__EXTRAIT DU TEXTE__:
╭──
C’est très bien comme ça, d’ailleurs.

Personne n’avait envie, étant donné l’importance de cette réforme, qu’on assiste à du chamaillage plutôt qu’à des discussions constructives.

Si la tendance se maintient, ce projet de loi continuera d’être examiné avec sérieux par les élus, pour ensuite être bonifié. Car à peu près tout le monde – y compris le ministre Dubé – s’entend pour dire que la première mouture de cette législation doit être améliorée.

Rappelons deux ou trois choses à propos de ce projet de loi avant d’expliquer en quoi il est perfectible.

D’abord, il va permettre la création de Santé Québec. Cette nouvelle société d’État devra coordonner les opérations du système de santé, mandat qui incombe actuellement au ministère. Désormais, ce dernier pourra se concentrer sur les priorités, objectifs et orientations du réseau.

Avec ce nouvel employeur unique, on devrait voir le nombre de conventions collectives des employés du réseau fondre comme neige au soleil. Parmi les résultats espérés : il sera plus facile de coordonner les activités, entre autres parce que la mobilité des professionnels sera facilitée. Et on fonctionnera forcément moins en silos. Si ça marche, le patient va en bénéficier.

Bon, évidemment, tout ça ne fait pas l’unanimité. Vous ne vous étonnerez pas de savoir que certains syndicats – comme la Fédération des médecins omnipraticiens (FMOQ) et la Fédération interprofessionnelle de la santé (FIQ) – ne sont pas sur la même longueur d’onde que Christian Dubé sur l’ensemble des éléments de la législation.

Mais il n’y a pas eu de guerre, et c’est probablement parce qu’il y a trois ou quatre conditions gagnantes actuellement réunies.

Sur le fond, la crainte du statu quo est telle qu’à peu près tout le monde semble vouloir que la réforme actuelle – dont le projet de loi est une pièce maîtresse – fonctionne.

Ensuite, l’idée de créer une agence pour les opérations du réseau n’est pas nouvelle. Elle figurait dans le rapport de la commission sur la santé présidée par Michel Clair, rédigé… il y a plus de 20 ans.

Un autre atout tient en deux mots : Christian Dubé. Contrairement à Gaétan Barrette, il préfère laisser ses gants de boxe à la maison.

Un bon exemple de ses talents de diplomate : la façon dont il a achevé en douceur, la semaine dernière, un échange plus musclé avec Julie Bouchard, de la FIQ. « Des fois, c’est bon de s’entendre juste sur quoi on ne s’entend pas », a-t-il dit calmement.
╰──
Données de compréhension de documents
╭──
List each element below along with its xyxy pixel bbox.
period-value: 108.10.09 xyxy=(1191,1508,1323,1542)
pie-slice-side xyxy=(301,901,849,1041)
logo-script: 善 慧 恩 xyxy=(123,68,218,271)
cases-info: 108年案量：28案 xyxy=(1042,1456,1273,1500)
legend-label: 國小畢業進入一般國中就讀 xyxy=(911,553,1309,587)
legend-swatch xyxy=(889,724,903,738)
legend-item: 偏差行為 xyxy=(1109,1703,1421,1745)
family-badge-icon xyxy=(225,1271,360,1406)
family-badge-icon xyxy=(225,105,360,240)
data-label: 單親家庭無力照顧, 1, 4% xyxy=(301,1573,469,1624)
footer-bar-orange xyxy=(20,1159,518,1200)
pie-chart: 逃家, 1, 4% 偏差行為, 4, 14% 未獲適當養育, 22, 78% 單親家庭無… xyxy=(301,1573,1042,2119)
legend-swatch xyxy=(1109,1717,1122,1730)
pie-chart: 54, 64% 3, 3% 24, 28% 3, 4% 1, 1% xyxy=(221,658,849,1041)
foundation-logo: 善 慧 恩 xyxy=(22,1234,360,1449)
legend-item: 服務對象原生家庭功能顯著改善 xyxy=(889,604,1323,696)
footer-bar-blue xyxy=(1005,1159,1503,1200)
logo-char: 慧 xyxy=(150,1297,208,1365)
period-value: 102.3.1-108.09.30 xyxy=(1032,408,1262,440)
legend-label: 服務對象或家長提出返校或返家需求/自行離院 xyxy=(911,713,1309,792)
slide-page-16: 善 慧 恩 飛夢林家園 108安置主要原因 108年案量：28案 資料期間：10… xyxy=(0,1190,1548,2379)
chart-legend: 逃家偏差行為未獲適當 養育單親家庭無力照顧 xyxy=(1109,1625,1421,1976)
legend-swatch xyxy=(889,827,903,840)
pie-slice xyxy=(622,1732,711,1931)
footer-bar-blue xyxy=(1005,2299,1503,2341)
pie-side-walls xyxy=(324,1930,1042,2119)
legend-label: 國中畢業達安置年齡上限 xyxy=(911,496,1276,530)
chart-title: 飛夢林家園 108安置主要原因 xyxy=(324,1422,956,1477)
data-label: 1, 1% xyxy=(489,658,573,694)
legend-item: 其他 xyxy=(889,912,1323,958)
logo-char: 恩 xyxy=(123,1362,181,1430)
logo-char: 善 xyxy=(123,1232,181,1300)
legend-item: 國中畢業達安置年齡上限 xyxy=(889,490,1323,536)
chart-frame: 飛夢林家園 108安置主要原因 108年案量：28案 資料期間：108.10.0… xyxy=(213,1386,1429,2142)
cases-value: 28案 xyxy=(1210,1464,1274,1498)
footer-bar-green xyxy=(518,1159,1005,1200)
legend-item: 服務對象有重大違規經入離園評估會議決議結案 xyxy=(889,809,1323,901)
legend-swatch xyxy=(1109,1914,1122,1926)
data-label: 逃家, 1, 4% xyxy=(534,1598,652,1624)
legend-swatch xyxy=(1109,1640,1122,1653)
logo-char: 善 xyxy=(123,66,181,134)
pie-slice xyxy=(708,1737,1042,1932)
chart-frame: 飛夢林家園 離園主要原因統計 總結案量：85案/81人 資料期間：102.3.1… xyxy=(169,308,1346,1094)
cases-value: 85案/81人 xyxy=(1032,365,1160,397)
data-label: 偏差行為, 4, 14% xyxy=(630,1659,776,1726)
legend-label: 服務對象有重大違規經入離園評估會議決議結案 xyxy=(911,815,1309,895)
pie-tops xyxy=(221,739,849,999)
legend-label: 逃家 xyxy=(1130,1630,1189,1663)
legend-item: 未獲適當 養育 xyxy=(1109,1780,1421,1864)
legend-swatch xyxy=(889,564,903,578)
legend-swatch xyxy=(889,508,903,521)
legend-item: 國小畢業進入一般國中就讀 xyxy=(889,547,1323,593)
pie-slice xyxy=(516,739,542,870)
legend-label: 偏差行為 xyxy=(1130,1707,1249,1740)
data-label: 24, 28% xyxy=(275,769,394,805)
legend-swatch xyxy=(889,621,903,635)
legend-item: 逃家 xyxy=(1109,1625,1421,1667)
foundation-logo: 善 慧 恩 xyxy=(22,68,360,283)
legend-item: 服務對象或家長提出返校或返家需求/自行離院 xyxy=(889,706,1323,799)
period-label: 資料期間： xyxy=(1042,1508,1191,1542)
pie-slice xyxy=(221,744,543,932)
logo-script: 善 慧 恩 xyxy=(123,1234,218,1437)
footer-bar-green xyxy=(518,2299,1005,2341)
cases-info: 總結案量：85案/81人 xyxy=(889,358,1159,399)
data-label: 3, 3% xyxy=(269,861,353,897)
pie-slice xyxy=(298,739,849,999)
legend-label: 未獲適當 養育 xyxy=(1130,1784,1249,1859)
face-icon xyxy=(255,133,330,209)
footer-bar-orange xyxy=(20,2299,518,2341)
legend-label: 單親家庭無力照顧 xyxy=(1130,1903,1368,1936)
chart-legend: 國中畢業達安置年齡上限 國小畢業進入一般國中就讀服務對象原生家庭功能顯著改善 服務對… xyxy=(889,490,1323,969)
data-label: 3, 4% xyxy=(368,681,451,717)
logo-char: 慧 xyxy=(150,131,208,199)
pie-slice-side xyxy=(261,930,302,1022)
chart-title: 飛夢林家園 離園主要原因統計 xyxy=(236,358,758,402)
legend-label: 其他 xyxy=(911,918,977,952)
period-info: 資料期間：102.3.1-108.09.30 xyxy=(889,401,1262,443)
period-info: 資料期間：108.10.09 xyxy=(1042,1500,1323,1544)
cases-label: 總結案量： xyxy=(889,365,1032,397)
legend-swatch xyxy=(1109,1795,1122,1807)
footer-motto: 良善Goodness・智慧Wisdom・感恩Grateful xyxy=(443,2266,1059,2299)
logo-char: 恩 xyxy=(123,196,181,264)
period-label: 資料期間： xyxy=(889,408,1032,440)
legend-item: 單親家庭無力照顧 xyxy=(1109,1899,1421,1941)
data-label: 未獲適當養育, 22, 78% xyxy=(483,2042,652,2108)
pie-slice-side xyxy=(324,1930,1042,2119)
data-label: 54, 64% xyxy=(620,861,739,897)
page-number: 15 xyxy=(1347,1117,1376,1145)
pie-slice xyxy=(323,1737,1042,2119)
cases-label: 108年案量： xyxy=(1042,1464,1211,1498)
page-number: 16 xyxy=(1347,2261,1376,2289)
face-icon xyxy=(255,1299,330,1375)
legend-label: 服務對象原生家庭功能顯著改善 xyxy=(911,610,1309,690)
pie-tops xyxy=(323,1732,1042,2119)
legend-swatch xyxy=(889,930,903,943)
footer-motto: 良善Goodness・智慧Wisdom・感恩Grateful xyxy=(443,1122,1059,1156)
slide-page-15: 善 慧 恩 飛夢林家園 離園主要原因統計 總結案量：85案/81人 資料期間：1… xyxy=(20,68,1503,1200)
╰──
__EXERCICES__:
#1 Répondez aux questions suivantes à partir de l'extrait sur la réforme de la santé.
(a) Quelle société d'État le projet de loi va-t-il permettre de créer ?
(b) Qui présidait la commission sur la santé dont le rapport contenait déjà l'idée d'une agence pour les opérations du réseau ?
(c) Avec qui Christian Dubé a-t-il eu un échange plus musclé la semaine dernière ?
#2 Indiquez si chaque affirmation concorde avec l'extrait sur la réforme de la santé.
(a) Le ministre Dubé estime que la première version du projet de loi doit être améliorée.
(b) L'idée de créer une agence pour les opérations du réseau est récente.
(c) Santé Québec devra coordonner les opérations du système de santé.
#3 Recopiez le passage de l'extrait sur la réforme de la santé qui commence par « Un autre atout » et se poursuit jusqu'à « a-t-il dit calmement. ».

__CORRIGÉ__:
#1
(a) Santé Québec.
(b) Michel Clair.
(c) Avec Julie Bouchard, de la FIQ.

#2
(a) Oui : « à peu près tout le monde – y compris le ministre Dubé – s’entend pour dire que la première mouture de cette législation doit être améliorée ».
(b) Non : « l’idée de créer une agence pour les opérations du réseau n’est pas nouvelle ».
(c) Oui : « Cette nouvelle société d’État devra coordonner les opérations du système de santé ».

#3
Un autre atout tient en deux mots : Christian Dubé. Contrairement à Gaétan Barrette, il préfère laisser ses gants de boxe à la maison.

Un bon exemple de ses talents de diplomate : la façon dont il a achevé en douceur, la semaine dernière, un échange plus musclé avec Julie Bouchard, de la FIQ. « Des fois, c’est bon de s’entendre juste sur quoi on ne s’entend pas », a-t-il dit calmement.